● **Problem details**
Below is a listing to transcribe in full and exactly; keep the pictures out.

--- begin Data extract ---

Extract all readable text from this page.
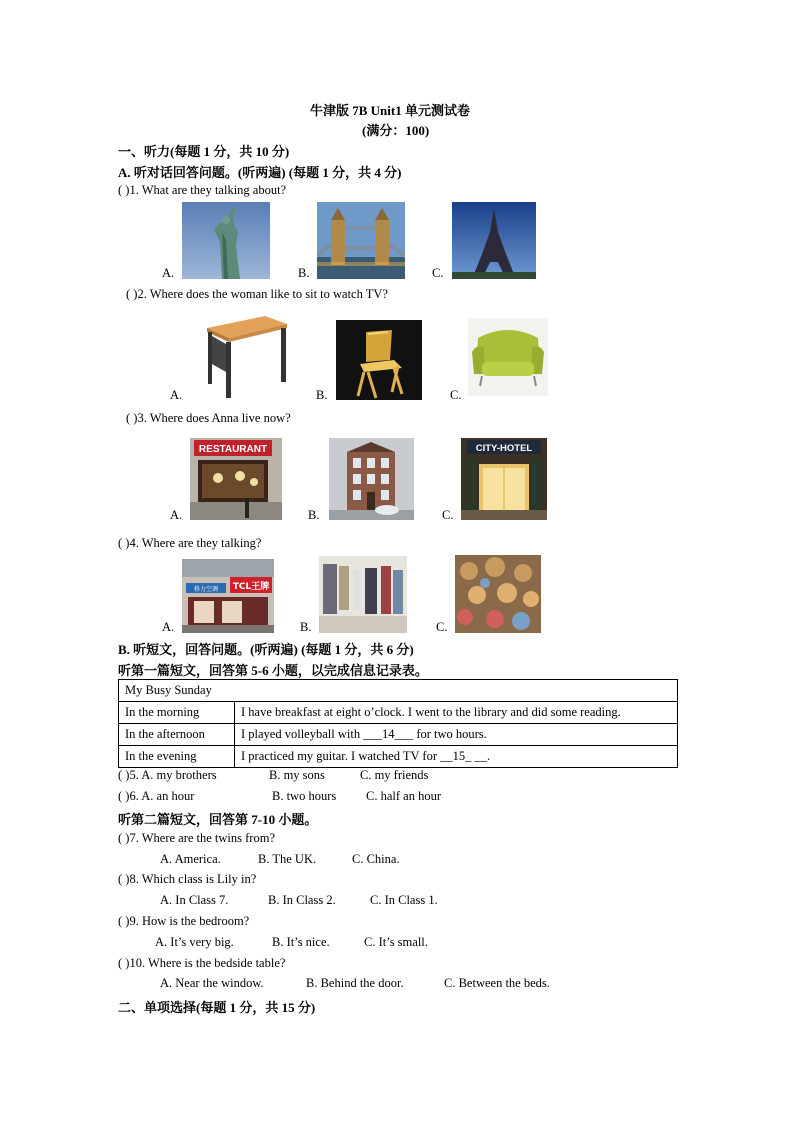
牛津版 7B Unit1 单元测试卷
(满分：100)
一、听力(每题 1 分，共 10 分)
A. 听对话回答问题。(听两遍) (每题 1 分，共 4 分)
( )1. What are they talking about?
A.	B.	C.
( )2. Where does the woman like to sit to watch TV?
A.	B.	C.
( )3. Where does Anna live now?
A.
RESTAURANT
B.	C.
CITY-HOTEL
( )4. Where are they talking?
A.
TCL王牌
格力空调
B.	C.
B. 听短文，回答问题。(听两遍) (每题 1 分，共 6 分)
听第一篇短文，回答第 5-6 小题，以完成信息记录表。
My Busy Sunday	
In the morning	I have breakfast at eight o’clock. I went to the library and did some reading.
In the afternoon	I played volleyball with ___14___ for two hours.
In the evening	I practiced my guitar. I watched TV for __15_ __.
( )5. A. my brothers	B. my sons	C. my friends
( )6. A. an hour	B. two hours C. half an hour
听第二篇短文，回答第 7-10 小题。
( )7. Where are the twins from?
A. America.	B. The UK.	C. China.
( )8. Which class is Lily in?
A. In Class 7.	B. In Class 2.	C. In Class 1.
( )9. How is the bedroom?
A. It’s very big.	B. It’s nice.	C. It’s small.
( )10. Where is the bedside table?
A. Near the window.	B. Behind the door.	C. Between the beds.
二、单项选择(每题 1 分，共 15 分)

--- end Data extract ---

● **Response**
Extract all readable text from this page.
牛津版 7B Unit1 单元测试卷
(满分：100)
一、听力(每题 1 分，共 10 分)
A. 听对话回答问题。(听两遍) (每题 1 分，共 4 分)
( )1. What are they talking about?
A.	B.	C.
( )2. Where does the woman like to sit to watch TV?
A.	B.	C.
( )3. Where does Anna live now?
A.
RESTAURANT
B.	C.
CITY-HOTEL
( )4. Where are they talking?
A.
TCL王牌
格力空调
B.	C.
B. 听短文，回答问题。(听两遍) (每题 1 分，共 6 分)
听第一篇短文，回答第 5-6 小题，以完成信息记录表。
My Busy Sunday	
In the morning	I have breakfast at eight o’clock. I went to the library and did some reading.
In the afternoon	I played volleyball with ___14___ for two hours.
In the evening	I practiced my guitar. I watched TV for __15_ __.
( )5. A. my brothers	B. my sons	C. my friends
( )6. A. an hour	B. two hours C. half an hour
听第二篇短文，回答第 7-10 小题。
( )7. Where are the twins from?
A. America.	B. The UK.	C. China.
( )8. Which class is Lily in?
A. In Class 7.	B. In Class 2.	C. In Class 1.
( )9. How is the bedroom?
A. It’s very big.	B. It’s nice.	C. It’s small.
( )10. Where is the bedside table?
A. Near the window.	B. Behind the door.	C. Between the beds.
二、单项选择(每题 1 分，共 15 分)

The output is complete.